** Start of RECORDS FOR THE TASK **

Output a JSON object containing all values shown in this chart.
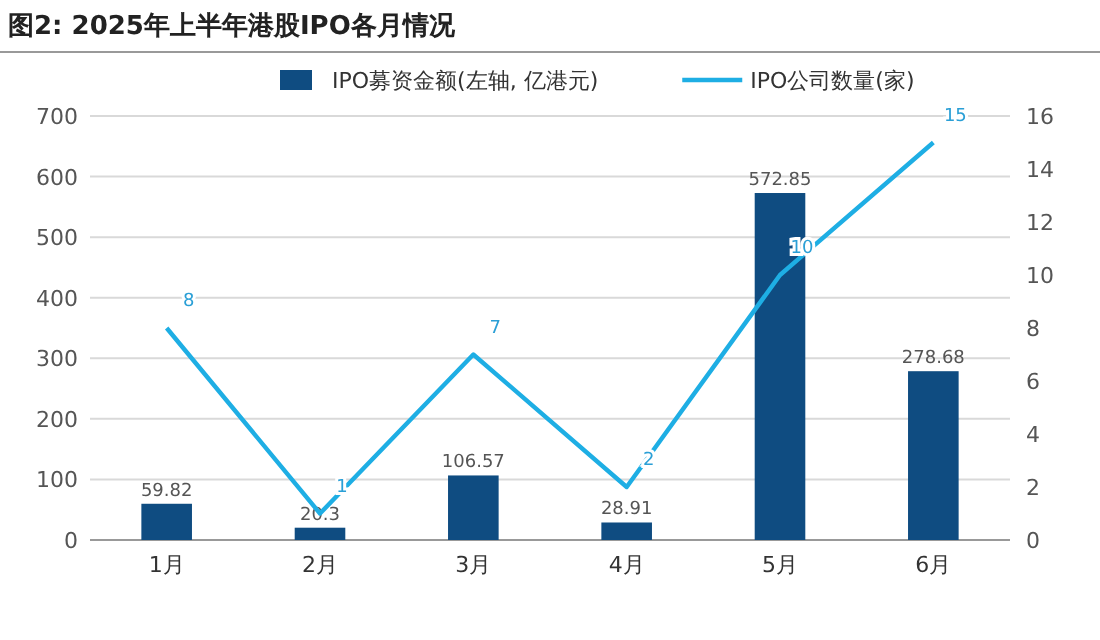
{
  "chart_data": {
    "type": "bar",
    "title": "图2: 2025年上半年港股IPO各月情况",
    "categories": [
      "1月",
      "2月",
      "3月",
      "4月",
      "5月",
      "6月"
    ],
    "series": [
      {
        "name": "IPO募资金额(左轴, 亿港元)",
        "color": "#0f4c81",
        "values": [
          59.82,
          20.3,
          106.57,
          28.91,
          572.85,
          278.68
        ]
      },
      {
        "name": "IPO公司数量(家)",
        "type": "line",
        "axis": "y2",
        "color": "#1eaee4",
        "values": [
          8,
          1,
          7,
          2,
          10,
          15
        ]
      }
    ],
    "ylim": [
      0,
      700
    ],
    "yticks": [
      0,
      100,
      200,
      300,
      400,
      500,
      600,
      700
    ],
    "y2lim": [
      0,
      16
    ],
    "y2ticks": [
      0,
      2,
      4,
      6,
      8,
      10,
      12,
      14,
      16
    ],
    "grid": "y",
    "legend": "top",
    "data_labels": true,
    "marker": "none",
    "line_style": "solid"
  }
}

** End of RECORDS FOR THE TASK **

TASK GOAL -
Repeat the data above exactly, but not the pictures.

EXPECTED OUTPUT -
Output a JSON object containing all values shown in this chart.
{
  "chart_data": {
    "type": "bar",
    "title": "图2: 2025年上半年港股IPO各月情况",
    "categories": [
      "1月",
      "2月",
      "3月",
      "4月",
      "5月",
      "6月"
    ],
    "series": [
      {
        "name": "IPO募资金额(左轴, 亿港元)",
        "color": "#0f4c81",
        "values": [
          59.82,
          20.3,
          106.57,
          28.91,
          572.85,
          278.68
        ]
      },
      {
        "name": "IPO公司数量(家)",
        "type": "line",
        "axis": "y2",
        "color": "#1eaee4",
        "values": [
          8,
          1,
          7,
          2,
          10,
          15
        ]
      }
    ],
    "ylim": [
      0,
      700
    ],
    "yticks": [
      0,
      100,
      200,
      300,
      400,
      500,
      600,
      700
    ],
    "y2lim": [
      0,
      16
    ],
    "y2ticks": [
      0,
      2,
      4,
      6,
      8,
      10,
      12,
      14,
      16
    ],
    "grid": "y",
    "legend": "top",
    "data_labels": true,
    "marker": "none",
    "line_style": "solid"
  }
}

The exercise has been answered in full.